— start of SUPPLIED ENTRIES —

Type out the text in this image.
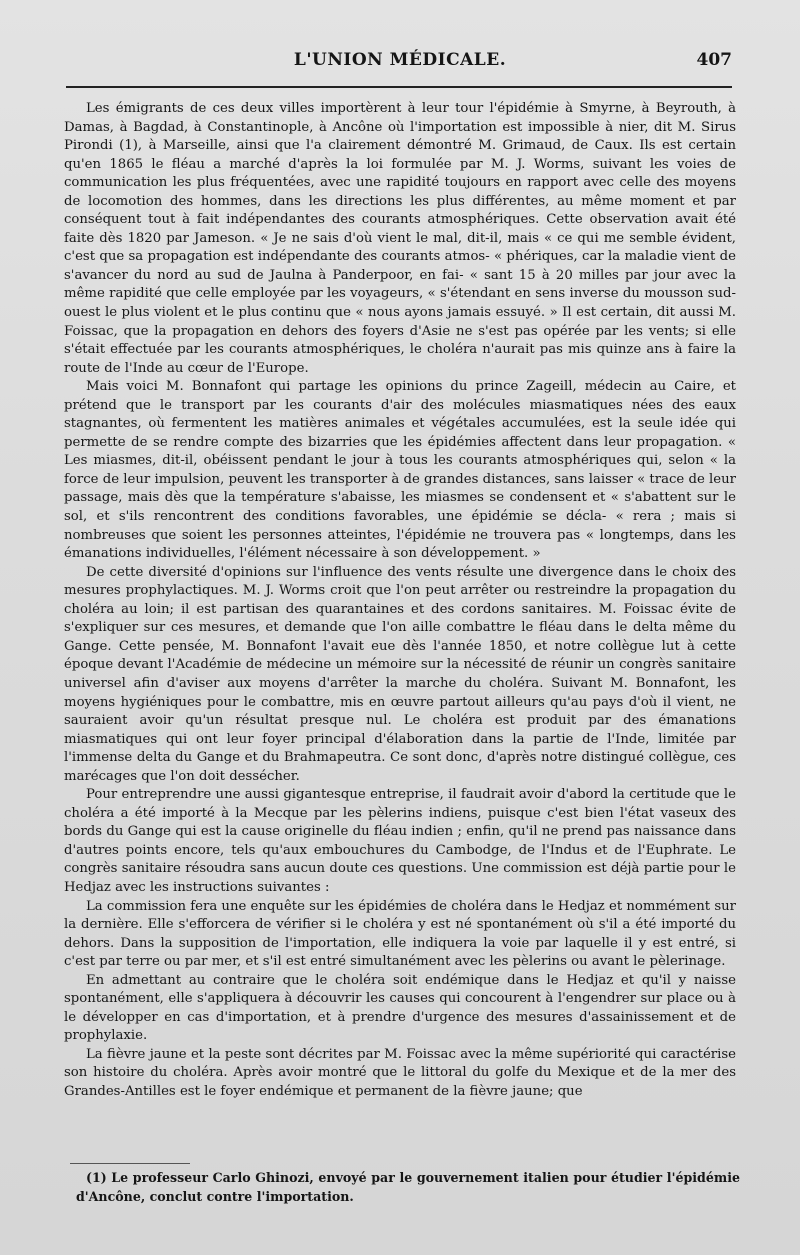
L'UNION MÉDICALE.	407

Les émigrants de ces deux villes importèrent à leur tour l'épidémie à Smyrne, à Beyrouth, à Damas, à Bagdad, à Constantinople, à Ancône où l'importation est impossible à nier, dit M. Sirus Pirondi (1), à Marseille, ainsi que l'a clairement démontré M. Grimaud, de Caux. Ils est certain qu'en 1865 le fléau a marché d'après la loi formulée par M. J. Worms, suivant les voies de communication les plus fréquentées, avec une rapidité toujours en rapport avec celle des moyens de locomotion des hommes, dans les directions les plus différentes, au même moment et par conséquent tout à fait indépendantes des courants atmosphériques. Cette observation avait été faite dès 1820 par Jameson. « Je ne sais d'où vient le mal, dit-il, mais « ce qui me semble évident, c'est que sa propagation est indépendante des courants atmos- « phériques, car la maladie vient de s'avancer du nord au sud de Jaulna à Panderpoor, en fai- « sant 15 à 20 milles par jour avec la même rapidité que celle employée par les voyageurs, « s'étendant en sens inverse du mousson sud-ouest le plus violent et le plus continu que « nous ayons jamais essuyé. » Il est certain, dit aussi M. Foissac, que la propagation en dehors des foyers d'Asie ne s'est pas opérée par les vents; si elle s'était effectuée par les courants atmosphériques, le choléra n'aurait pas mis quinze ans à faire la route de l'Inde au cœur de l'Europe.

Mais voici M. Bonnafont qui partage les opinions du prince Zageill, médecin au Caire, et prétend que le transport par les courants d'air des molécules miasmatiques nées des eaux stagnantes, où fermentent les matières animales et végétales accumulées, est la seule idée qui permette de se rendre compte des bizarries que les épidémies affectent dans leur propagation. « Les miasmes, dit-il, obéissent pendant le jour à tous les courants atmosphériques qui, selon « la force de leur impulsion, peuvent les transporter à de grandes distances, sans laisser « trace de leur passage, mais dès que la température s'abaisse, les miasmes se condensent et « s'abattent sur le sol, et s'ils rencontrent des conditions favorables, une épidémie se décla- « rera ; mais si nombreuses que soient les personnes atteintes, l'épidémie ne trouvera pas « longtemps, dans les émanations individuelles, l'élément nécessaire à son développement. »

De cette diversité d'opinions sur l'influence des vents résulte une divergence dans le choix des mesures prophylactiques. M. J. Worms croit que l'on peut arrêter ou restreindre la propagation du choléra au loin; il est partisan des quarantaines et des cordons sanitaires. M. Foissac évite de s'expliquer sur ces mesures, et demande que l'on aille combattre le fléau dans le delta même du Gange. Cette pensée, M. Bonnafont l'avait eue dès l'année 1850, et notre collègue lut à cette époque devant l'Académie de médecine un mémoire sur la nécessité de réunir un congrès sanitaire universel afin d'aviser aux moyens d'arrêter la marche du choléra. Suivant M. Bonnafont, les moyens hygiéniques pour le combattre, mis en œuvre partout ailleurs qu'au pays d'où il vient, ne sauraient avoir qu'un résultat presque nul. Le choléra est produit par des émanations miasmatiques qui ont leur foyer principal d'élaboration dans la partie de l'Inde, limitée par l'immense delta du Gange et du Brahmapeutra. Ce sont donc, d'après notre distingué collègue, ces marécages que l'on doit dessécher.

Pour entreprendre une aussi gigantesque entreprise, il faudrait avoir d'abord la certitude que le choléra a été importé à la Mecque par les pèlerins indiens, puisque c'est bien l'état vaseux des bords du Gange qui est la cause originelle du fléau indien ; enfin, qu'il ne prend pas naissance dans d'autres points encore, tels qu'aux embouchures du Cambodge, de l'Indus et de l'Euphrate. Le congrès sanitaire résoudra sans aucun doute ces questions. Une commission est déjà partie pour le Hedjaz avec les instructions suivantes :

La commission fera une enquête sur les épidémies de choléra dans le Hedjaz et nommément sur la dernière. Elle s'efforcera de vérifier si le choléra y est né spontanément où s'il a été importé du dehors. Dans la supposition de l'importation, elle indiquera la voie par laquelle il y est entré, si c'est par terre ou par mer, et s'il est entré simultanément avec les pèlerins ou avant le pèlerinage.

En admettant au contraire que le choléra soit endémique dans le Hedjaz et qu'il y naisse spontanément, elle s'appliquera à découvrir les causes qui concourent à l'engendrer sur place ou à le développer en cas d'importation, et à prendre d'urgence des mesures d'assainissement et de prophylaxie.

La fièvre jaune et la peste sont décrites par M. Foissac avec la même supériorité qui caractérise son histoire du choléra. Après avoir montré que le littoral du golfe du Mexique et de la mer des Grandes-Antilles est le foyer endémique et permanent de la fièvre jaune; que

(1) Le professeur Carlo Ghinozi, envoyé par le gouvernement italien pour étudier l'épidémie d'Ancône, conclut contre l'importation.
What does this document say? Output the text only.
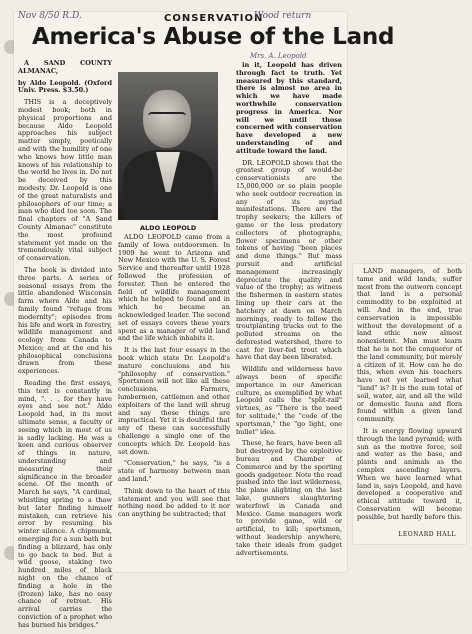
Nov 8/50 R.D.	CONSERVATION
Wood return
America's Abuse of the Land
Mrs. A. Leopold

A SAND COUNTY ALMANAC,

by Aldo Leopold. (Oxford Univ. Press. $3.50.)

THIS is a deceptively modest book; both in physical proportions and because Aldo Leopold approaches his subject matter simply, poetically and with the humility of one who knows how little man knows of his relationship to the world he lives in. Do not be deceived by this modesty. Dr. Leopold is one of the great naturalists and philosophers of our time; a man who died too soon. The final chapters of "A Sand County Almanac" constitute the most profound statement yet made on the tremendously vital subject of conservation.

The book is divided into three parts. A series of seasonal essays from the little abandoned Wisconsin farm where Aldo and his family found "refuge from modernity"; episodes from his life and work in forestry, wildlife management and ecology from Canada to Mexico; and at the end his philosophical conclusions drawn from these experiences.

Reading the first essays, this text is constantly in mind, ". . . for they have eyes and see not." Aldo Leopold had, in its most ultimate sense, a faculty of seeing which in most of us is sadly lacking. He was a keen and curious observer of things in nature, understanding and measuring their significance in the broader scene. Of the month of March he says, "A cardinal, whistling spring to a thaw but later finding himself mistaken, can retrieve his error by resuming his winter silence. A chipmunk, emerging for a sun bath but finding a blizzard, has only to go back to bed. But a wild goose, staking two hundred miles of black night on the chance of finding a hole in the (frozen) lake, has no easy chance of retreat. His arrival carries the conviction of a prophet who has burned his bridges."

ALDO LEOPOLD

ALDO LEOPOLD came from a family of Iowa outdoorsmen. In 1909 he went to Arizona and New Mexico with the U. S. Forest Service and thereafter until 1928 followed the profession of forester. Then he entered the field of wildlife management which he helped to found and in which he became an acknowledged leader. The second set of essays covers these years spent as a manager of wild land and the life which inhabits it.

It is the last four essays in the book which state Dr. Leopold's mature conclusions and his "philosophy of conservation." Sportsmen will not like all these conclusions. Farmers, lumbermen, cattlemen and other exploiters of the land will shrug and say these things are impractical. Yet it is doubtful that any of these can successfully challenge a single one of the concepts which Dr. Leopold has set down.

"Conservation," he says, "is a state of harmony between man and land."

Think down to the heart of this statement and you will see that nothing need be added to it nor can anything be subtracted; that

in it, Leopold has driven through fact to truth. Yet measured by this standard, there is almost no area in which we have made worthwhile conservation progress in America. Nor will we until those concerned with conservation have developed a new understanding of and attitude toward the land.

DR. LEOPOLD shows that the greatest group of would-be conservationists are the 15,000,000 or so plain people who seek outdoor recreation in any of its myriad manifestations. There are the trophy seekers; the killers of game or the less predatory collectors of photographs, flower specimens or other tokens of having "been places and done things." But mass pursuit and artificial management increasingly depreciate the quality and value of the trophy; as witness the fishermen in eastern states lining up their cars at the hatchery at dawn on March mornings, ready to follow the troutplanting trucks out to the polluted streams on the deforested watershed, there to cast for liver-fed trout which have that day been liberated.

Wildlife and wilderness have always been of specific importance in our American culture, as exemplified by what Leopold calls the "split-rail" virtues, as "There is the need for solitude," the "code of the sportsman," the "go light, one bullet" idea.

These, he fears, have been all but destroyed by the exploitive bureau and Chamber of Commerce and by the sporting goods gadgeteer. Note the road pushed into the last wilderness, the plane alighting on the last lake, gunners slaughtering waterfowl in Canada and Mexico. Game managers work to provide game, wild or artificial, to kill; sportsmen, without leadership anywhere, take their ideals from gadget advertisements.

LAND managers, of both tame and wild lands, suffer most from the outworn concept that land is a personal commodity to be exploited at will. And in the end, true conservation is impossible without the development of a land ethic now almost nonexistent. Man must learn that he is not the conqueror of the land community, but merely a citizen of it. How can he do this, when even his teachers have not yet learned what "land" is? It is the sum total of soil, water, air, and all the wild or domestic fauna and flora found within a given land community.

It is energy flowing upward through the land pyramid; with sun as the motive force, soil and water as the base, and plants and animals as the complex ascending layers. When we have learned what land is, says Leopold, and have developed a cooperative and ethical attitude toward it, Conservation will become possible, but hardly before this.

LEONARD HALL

— end of SUPPLIED ENTRIES —

WRITTEN TASK:
Report how many lines in the entries hold the string "made". Nothing but the number is wanted.

OUTPUT OF THE EXERCISE:
2